Recopiez à l'identique le passage de l'entretien sur Saveurs Fermières compris entre « En 2013, nous » et « mis en place ? », bornes incluses.

→ **Texte affiché**:
____________________

Saveurs Fermières : le magasin des producteurs Limousins

Entretien avec Ghislain Trigueros, directeur de Saveurs Fermières

Logo saveurs fermières

Saveurs Fermières est une coopérative agricole créée en 2003 par des agriculteurs limousins pour commercialiser eux-mêmes les produits de leur ferme grâce à deux points de vente collectifs.

Bonjour Ghislain, peux-tu nous présenter l’initiative Saveurs Fermières et la genèse du projet ?

Avec plaisir ! Saveurs Fermières a été créée après la crise de la vache folle de 2003, par une dizaine d’agriculteurs limousins qui ont souhaité se réappropier la commercialisation de leurs produits. 

Nous avons donc créé une coopérative agricole à Limoges à laquelle les agriculteurs peuvent participer de deux façons : soit en nous livrant simplement la marchandise, soit en adhérant à la coopérative, auquel cas non seulement ils apportent leur production, mais ils participent aussi à la vente en magasin.

En 2013, nous avons eu la joie d’ouvrir une deuxième boutique – toujours à Limoges – et aujourd’hui l’ensemble de notre activité génère 3,4 millions d’euros de chiffre d’affaires, et fédère une cinquantaine de producteurs-vendeurs  et à peu près le même nombre d’”apporteurs”.

Quels modèle économique et  de gouvernance avez-vous mis en place ?

____________________

→ **Matériel fourni**:
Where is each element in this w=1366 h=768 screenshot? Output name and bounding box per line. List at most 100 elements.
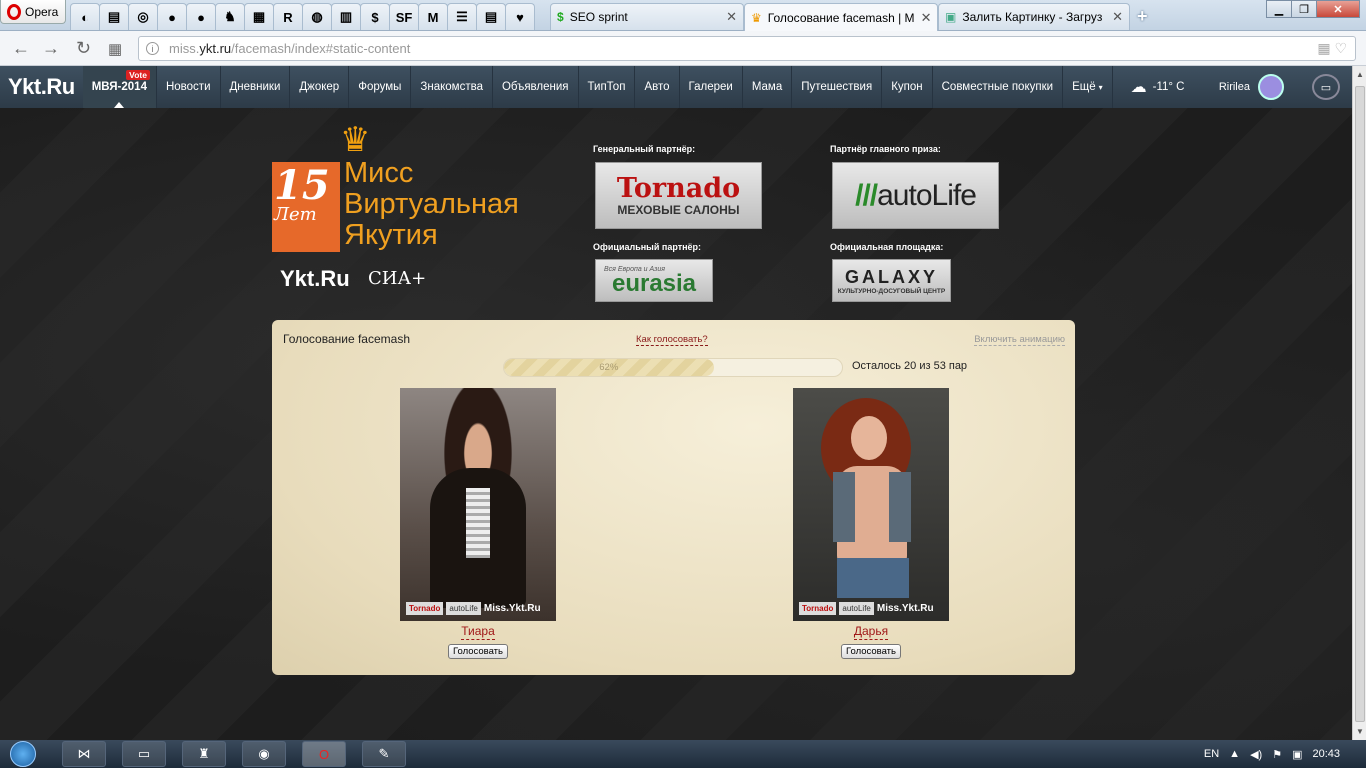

____________________

→ **Tâche réalisée**:
En 2013, nous avons eu la joie d’ouvrir une deuxième boutique – toujours à Limoges – et aujourd’hui l’ensemble de notre activité génère 3,4 millions d’euros de chiffre d’affaires, et fédère une cinquantaine de producteurs-vendeurs  et à peu près le même nombre d’”apporteurs”.

Quels modèle économique et  de gouvernance avez-vous mis en place ?